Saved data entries
[START]

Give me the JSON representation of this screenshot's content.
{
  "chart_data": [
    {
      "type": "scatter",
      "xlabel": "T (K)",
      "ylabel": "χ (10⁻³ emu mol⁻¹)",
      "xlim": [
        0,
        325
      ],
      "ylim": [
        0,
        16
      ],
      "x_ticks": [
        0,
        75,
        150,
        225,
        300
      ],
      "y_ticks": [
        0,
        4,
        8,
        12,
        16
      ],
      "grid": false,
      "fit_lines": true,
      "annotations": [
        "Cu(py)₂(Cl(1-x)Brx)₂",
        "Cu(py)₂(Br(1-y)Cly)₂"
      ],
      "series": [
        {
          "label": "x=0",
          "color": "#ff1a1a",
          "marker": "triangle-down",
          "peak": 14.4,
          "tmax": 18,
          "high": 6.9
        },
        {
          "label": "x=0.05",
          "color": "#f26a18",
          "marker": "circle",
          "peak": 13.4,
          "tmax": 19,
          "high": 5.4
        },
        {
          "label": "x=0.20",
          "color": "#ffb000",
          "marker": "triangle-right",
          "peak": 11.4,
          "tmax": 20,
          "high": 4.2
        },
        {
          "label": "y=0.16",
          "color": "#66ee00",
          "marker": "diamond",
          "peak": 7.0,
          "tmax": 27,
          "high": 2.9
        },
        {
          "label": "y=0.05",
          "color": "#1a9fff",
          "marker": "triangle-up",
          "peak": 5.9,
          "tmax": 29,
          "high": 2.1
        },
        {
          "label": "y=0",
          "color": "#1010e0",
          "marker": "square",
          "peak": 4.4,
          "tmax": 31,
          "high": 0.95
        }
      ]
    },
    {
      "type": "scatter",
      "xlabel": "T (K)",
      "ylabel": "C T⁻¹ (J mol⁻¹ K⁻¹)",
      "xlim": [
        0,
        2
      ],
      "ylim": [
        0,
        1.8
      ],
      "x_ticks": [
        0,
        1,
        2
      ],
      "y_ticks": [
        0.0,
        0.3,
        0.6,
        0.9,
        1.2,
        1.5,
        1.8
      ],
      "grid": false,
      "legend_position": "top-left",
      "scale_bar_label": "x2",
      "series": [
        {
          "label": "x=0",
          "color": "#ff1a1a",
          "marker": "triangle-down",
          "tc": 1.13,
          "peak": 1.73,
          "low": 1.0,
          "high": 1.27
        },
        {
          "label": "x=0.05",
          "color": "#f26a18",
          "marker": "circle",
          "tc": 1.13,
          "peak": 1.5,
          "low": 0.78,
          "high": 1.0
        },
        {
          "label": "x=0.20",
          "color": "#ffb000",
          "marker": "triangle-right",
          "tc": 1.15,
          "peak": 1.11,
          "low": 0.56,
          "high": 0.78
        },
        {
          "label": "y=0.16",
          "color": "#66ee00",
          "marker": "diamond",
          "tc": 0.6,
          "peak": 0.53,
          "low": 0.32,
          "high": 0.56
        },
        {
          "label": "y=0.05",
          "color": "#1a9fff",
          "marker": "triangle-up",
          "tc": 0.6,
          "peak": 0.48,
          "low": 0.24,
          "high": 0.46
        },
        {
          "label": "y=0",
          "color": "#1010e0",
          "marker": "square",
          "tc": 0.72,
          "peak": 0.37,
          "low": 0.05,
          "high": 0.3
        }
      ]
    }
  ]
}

[END]

[WORK TO DO] Restate each entry exactly, skipping none.

[ANSWER TO THIS PROBLEM]
Give me the JSON representation of this screenshot's content.
{
  "chart_data": [
    {
      "type": "scatter",
      "xlabel": "T (K)",
      "ylabel": "χ (10⁻³ emu mol⁻¹)",
      "xlim": [
        0,
        325
      ],
      "ylim": [
        0,
        16
      ],
      "x_ticks": [
        0,
        75,
        150,
        225,
        300
      ],
      "y_ticks": [
        0,
        4,
        8,
        12,
        16
      ],
      "grid": false,
      "fit_lines": true,
      "annotations": [
        "Cu(py)₂(Cl(1-x)Brx)₂",
        "Cu(py)₂(Br(1-y)Cly)₂"
      ],
      "series": [
        {
          "label": "x=0",
          "color": "#ff1a1a",
          "marker": "triangle-down",
          "peak": 14.4,
          "tmax": 18,
          "high": 6.9
        },
        {
          "label": "x=0.05",
          "color": "#f26a18",
          "marker": "circle",
          "peak": 13.4,
          "tmax": 19,
          "high": 5.4
        },
        {
          "label": "x=0.20",
          "color": "#ffb000",
          "marker": "triangle-right",
          "peak": 11.4,
          "tmax": 20,
          "high": 4.2
        },
        {
          "label": "y=0.16",
          "color": "#66ee00",
          "marker": "diamond",
          "peak": 7.0,
          "tmax": 27,
          "high": 2.9
        },
        {
          "label": "y=0.05",
          "color": "#1a9fff",
          "marker": "triangle-up",
          "peak": 5.9,
          "tmax": 29,
          "high": 2.1
        },
        {
          "label": "y=0",
          "color": "#1010e0",
          "marker": "square",
          "peak": 4.4,
          "tmax": 31,
          "high": 0.95
        }
      ]
    },
    {
      "type": "scatter",
      "xlabel": "T (K)",
      "ylabel": "C T⁻¹ (J mol⁻¹ K⁻¹)",
      "xlim": [
        0,
        2
      ],
      "ylim": [
        0,
        1.8
      ],
      "x_ticks": [
        0,
        1,
        2
      ],
      "y_ticks": [
        0.0,
        0.3,
        0.6,
        0.9,
        1.2,
        1.5,
        1.8
      ],
      "grid": false,
      "legend_position": "top-left",
      "scale_bar_label": "x2",
      "series": [
        {
          "label": "x=0",
          "color": "#ff1a1a",
          "marker": "triangle-down",
          "tc": 1.13,
          "peak": 1.73,
          "low": 1.0,
          "high": 1.27
        },
        {
          "label": "x=0.05",
          "color": "#f26a18",
          "marker": "circle",
          "tc": 1.13,
          "peak": 1.5,
          "low": 0.78,
          "high": 1.0
        },
        {
          "label": "x=0.20",
          "color": "#ffb000",
          "marker": "triangle-right",
          "tc": 1.15,
          "peak": 1.11,
          "low": 0.56,
          "high": 0.78
        },
        {
          "label": "y=0.16",
          "color": "#66ee00",
          "marker": "diamond",
          "tc": 0.6,
          "peak": 0.53,
          "low": 0.32,
          "high": 0.56
        },
        {
          "label": "y=0.05",
          "color": "#1a9fff",
          "marker": "triangle-up",
          "tc": 0.6,
          "peak": 0.48,
          "low": 0.24,
          "high": 0.46
        },
        {
          "label": "y=0",
          "color": "#1010e0",
          "marker": "square",
          "tc": 0.72,
          "peak": 0.37,
          "low": 0.05,
          "high": 0.3
        }
      ]
    }
  ]
}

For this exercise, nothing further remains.